[Dataset entries]
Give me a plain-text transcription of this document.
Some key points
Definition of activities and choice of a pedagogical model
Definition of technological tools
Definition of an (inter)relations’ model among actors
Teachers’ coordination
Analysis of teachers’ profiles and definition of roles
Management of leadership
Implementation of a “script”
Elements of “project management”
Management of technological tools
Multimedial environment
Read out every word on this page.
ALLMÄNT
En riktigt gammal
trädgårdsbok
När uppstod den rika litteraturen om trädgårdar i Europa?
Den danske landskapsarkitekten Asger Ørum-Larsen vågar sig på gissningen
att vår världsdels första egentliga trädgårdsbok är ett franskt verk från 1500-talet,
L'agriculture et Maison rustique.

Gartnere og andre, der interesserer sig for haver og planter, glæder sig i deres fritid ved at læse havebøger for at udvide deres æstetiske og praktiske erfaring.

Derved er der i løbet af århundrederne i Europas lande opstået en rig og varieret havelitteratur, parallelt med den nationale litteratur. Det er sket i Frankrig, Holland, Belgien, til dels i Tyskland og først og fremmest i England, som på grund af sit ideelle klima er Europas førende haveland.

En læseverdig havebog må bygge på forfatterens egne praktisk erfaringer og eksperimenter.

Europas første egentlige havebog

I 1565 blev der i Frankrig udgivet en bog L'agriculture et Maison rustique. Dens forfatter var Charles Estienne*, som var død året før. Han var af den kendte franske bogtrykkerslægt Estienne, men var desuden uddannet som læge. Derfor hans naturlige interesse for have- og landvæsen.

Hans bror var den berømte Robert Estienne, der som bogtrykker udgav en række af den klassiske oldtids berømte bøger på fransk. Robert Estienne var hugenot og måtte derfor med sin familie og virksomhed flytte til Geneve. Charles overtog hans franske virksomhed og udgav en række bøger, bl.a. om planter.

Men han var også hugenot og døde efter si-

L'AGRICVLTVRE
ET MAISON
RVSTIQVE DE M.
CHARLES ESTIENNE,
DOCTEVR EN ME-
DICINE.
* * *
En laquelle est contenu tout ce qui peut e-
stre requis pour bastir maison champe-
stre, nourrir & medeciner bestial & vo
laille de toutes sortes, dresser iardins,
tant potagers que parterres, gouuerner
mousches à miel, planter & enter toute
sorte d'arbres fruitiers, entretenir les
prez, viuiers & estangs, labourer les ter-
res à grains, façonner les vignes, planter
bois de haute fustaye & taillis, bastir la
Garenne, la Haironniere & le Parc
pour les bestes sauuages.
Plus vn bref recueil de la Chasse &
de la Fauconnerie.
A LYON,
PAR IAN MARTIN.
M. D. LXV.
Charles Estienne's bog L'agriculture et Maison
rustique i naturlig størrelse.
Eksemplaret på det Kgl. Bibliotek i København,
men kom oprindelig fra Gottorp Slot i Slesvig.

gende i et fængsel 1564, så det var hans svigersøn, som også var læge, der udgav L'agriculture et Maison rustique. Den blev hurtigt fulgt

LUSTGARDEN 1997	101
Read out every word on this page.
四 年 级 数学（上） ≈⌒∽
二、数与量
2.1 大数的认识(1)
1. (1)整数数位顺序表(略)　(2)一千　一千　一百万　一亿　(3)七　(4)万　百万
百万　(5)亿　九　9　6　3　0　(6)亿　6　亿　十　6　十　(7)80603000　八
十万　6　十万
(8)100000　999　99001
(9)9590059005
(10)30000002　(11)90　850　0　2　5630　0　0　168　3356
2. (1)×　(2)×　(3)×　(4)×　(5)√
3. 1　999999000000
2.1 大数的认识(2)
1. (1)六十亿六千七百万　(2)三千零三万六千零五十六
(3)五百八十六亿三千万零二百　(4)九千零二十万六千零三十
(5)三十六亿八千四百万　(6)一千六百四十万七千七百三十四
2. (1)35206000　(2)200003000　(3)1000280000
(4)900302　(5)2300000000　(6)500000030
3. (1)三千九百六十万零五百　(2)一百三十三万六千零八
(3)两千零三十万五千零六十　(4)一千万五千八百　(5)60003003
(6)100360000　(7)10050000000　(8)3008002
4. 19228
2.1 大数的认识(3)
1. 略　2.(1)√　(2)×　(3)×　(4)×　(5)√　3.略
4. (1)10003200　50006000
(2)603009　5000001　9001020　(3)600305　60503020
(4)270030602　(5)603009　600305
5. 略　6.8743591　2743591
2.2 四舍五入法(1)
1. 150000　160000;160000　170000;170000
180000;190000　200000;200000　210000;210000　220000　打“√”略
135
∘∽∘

### DIRECTIVE
List all lines above in which the string "tools" appears.

### RESPONSE TO THIS TASK
Definition of technological tools
Management of technological tools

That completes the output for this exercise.